_Task objective:_ Copy out all the records, word for word.

* * * * * * * * *

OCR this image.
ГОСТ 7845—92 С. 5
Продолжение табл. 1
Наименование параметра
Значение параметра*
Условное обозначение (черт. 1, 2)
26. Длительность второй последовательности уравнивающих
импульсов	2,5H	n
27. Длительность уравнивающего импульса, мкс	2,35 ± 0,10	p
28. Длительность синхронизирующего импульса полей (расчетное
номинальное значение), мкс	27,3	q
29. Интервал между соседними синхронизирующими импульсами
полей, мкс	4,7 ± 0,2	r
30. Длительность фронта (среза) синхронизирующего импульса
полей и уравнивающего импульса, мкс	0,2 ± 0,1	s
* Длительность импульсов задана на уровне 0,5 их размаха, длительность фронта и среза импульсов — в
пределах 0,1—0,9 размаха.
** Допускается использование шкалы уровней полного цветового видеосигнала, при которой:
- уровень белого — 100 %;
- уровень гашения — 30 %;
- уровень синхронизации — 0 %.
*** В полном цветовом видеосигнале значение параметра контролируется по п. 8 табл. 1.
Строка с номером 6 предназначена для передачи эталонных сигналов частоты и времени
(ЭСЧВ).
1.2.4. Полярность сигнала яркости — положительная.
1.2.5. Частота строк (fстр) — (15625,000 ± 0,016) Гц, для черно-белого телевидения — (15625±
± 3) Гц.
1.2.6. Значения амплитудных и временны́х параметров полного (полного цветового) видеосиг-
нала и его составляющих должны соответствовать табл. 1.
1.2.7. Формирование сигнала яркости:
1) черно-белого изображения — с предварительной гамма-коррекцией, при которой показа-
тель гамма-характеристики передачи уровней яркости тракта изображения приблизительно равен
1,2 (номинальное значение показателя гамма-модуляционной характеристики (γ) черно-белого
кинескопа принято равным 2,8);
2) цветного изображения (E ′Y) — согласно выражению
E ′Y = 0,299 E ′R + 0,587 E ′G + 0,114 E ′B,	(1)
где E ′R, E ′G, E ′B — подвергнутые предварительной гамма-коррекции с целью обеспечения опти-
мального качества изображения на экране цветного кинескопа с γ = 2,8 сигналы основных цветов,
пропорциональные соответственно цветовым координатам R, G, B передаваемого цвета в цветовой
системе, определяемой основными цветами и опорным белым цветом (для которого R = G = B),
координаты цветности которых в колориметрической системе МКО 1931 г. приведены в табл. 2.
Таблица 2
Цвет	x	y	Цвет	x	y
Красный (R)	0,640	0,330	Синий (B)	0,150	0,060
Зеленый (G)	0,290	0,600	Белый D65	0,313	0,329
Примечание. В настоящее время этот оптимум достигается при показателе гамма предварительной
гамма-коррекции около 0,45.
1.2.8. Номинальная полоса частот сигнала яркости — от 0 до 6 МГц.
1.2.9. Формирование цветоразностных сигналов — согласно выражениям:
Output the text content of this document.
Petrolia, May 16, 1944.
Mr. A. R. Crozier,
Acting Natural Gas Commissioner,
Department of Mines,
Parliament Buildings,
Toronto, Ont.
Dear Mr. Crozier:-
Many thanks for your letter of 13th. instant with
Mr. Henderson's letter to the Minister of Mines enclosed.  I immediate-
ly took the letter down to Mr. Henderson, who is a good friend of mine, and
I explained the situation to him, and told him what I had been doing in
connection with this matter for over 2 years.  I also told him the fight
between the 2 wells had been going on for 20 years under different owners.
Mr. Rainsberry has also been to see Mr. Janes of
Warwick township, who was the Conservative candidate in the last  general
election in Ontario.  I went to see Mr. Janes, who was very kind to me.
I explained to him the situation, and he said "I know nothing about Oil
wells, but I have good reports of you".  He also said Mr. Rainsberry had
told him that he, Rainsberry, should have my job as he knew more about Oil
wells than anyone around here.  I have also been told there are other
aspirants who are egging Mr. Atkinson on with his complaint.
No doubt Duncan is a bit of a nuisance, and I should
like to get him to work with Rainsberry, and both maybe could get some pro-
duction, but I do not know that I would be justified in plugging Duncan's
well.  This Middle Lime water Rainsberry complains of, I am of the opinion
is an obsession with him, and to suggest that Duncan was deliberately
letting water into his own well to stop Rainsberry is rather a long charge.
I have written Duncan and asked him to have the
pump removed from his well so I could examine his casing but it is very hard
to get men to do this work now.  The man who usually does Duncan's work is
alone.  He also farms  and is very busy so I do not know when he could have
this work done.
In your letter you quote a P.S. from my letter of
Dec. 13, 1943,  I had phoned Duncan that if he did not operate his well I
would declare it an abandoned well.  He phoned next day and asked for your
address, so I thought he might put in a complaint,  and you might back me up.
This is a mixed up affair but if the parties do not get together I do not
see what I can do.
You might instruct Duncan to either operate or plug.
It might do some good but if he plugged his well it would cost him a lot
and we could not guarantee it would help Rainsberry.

* * * * * * * * *

_Output for this task:_
OCR this image.
ГОСТ 7845—92 С. 5
Продолжение табл. 1
Наименование параметра
Значение параметра*
Условное обозначение (черт. 1, 2)
26. Длительность второй последовательности уравнивающих
импульсов	2,5H	n
27. Длительность уравнивающего импульса, мкс	2,35 ± 0,10	p
28. Длительность синхронизирующего импульса полей (расчетное
номинальное значение), мкс	27,3	q
29. Интервал между соседними синхронизирующими импульсами
полей, мкс	4,7 ± 0,2	r
30. Длительность фронта (среза) синхронизирующего импульса
полей и уравнивающего импульса, мкс	0,2 ± 0,1	s
* Длительность импульсов задана на уровне 0,5 их размаха, длительность фронта и среза импульсов — в
пределах 0,1—0,9 размаха.
** Допускается использование шкалы уровней полного цветового видеосигнала, при которой:
- уровень белого — 100 %;
- уровень гашения — 30 %;
- уровень синхронизации — 0 %.
*** В полном цветовом видеосигнале значение параметра контролируется по п. 8 табл. 1.
Строка с номером 6 предназначена для передачи эталонных сигналов частоты и времени
(ЭСЧВ).
1.2.4. Полярность сигнала яркости — положительная.
1.2.5. Частота строк (fстр) — (15625,000 ± 0,016) Гц, для черно-белого телевидения — (15625±
± 3) Гц.
1.2.6. Значения амплитудных и временны́х параметров полного (полного цветового) видеосиг-
нала и его составляющих должны соответствовать табл. 1.
1.2.7. Формирование сигнала яркости:
1) черно-белого изображения — с предварительной гамма-коррекцией, при которой показа-
тель гамма-характеристики передачи уровней яркости тракта изображения приблизительно равен
1,2 (номинальное значение показателя гамма-модуляционной характеристики (γ) черно-белого
кинескопа принято равным 2,8);
2) цветного изображения (E ′Y) — согласно выражению
E ′Y = 0,299 E ′R + 0,587 E ′G + 0,114 E ′B,	(1)
где E ′R, E ′G, E ′B — подвергнутые предварительной гамма-коррекции с целью обеспечения опти-
мального качества изображения на экране цветного кинескопа с γ = 2,8 сигналы основных цветов,
пропорциональные соответственно цветовым координатам R, G, B передаваемого цвета в цветовой
системе, определяемой основными цветами и опорным белым цветом (для которого R = G = B),
координаты цветности которых в колориметрической системе МКО 1931 г. приведены в табл. 2.
Таблица 2
Цвет	x	y	Цвет	x	y
Красный (R)	0,640	0,330	Синий (B)	0,150	0,060
Зеленый (G)	0,290	0,600	Белый D65	0,313	0,329
Примечание. В настоящее время этот оптимум достигается при показателе гамма предварительной
гамма-коррекции около 0,45.
1.2.8. Номинальная полоса частот сигнала яркости — от 0 до 6 МГц.
1.2.9. Формирование цветоразностных сигналов — согласно выражениям:
Output the text content of this document.
Petrolia, May 16, 1944.
Mr. A. R. Crozier,
Acting Natural Gas Commissioner,
Department of Mines,
Parliament Buildings,
Toronto, Ont.
Dear Mr. Crozier:-
Many thanks for your letter of 13th. instant with
Mr. Henderson's letter to the Minister of Mines enclosed.  I immediate-
ly took the letter down to Mr. Henderson, who is a good friend of mine, and
I explained the situation to him, and told him what I had been doing in
connection with this matter for over 2 years.  I also told him the fight
between the 2 wells had been going on for 20 years under different owners.
Mr. Rainsberry has also been to see Mr. Janes of
Warwick township, who was the Conservative candidate in the last  general
election in Ontario.  I went to see Mr. Janes, who was very kind to me.
I explained to him the situation, and he said "I know nothing about Oil
wells, but I have good reports of you".  He also said Mr. Rainsberry had
told him that he, Rainsberry, should have my job as he knew more about Oil
wells than anyone around here.  I have also been told there are other
aspirants who are egging Mr. Atkinson on with his complaint.
No doubt Duncan is a bit of a nuisance, and I should
like to get him to work with Rainsberry, and both maybe could get some pro-
duction, but I do not know that I would be justified in plugging Duncan's
well.  This Middle Lime water Rainsberry complains of, I am of the opinion
is an obsession with him, and to suggest that Duncan was deliberately
letting water into his own well to stop Rainsberry is rather a long charge.
I have written Duncan and asked him to have the
pump removed from his well so I could examine his casing but it is very hard
to get men to do this work now.  The man who usually does Duncan's work is
alone.  He also farms  and is very busy so I do not know when he could have
this work done.
In your letter you quote a P.S. from my letter of
Dec. 13, 1943,  I had phoned Duncan that if he did not operate his well I
would declare it an abandoned well.  He phoned next day and asked for your
address, so I thought he might put in a complaint,  and you might back me up.
This is a mixed up affair but if the parties do not get together I do not
see what I can do.
You might instruct Duncan to either operate or plug.
It might do some good but if he plugged his well it would cost him a lot
and we could not guarantee it would help Rainsberry.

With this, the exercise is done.